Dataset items
-- Begin --

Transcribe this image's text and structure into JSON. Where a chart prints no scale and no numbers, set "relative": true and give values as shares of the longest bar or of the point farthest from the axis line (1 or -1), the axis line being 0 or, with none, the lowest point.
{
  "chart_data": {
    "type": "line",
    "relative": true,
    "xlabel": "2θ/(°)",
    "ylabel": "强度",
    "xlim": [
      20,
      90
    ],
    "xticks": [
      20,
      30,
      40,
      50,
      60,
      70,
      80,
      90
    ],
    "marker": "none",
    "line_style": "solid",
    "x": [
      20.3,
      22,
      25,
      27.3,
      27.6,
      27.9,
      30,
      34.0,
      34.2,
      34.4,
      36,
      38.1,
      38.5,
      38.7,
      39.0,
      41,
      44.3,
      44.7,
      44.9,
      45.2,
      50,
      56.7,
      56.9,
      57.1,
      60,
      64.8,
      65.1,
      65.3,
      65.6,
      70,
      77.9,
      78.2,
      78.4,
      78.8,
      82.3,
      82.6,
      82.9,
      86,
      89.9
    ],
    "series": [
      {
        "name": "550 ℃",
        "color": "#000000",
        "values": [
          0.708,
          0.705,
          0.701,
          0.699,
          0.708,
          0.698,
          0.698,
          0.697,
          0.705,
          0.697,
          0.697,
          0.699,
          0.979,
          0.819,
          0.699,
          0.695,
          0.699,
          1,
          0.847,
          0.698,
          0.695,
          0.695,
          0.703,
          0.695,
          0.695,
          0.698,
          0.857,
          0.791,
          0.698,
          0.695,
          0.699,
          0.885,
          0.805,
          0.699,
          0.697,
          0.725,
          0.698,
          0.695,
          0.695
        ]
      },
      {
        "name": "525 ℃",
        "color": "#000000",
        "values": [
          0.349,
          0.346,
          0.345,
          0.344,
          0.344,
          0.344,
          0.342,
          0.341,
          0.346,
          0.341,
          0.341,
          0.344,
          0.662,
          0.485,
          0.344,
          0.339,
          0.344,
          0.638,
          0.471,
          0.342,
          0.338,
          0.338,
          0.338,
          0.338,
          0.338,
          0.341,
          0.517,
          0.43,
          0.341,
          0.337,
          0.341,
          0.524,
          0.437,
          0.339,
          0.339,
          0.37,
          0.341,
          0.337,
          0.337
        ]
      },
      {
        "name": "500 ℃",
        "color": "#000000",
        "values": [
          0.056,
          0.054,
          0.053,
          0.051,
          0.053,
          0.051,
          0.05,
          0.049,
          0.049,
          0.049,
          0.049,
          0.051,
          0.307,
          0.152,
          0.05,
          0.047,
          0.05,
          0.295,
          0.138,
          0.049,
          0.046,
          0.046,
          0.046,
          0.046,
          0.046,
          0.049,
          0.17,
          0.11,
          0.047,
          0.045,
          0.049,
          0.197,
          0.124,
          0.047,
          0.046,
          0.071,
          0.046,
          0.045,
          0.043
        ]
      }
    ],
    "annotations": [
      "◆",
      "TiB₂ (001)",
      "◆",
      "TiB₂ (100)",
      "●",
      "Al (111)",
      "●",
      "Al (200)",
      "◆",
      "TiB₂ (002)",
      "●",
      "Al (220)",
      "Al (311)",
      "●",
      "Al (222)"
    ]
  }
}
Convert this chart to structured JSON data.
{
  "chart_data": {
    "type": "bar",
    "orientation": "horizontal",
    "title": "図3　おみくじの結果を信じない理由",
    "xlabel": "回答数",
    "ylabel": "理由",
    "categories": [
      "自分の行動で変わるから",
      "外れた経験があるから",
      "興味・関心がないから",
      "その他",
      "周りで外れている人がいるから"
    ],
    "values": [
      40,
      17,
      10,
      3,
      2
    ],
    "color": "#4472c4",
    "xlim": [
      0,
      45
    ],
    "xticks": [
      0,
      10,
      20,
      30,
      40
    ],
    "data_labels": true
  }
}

-- End --

» **DIRECTION**:
Give again only the lines starting at the one that contains "Convert this chart to structured JSON data." and running to the end of the data.

» **CORRECT RESPONSE**:
Convert this chart to structured JSON data.
{
  "chart_data": {
    "type": "bar",
    "orientation": "horizontal",
    "title": "図3　おみくじの結果を信じない理由",
    "xlabel": "回答数",
    "ylabel": "理由",
    "categories": [
      "自分の行動で変わるから",
      "外れた経験があるから",
      "興味・関心がないから",
      "その他",
      "周りで外れている人がいるから"
    ],
    "values": [
      40,
      17,
      10,
      3,
      2
    ],
    "color": "#4472c4",
    "xlim": [
      0,
      45
    ],
    "xticks": [
      0,
      10,
      20,
      30,
      40
    ],
    "data_labels": true
  }
}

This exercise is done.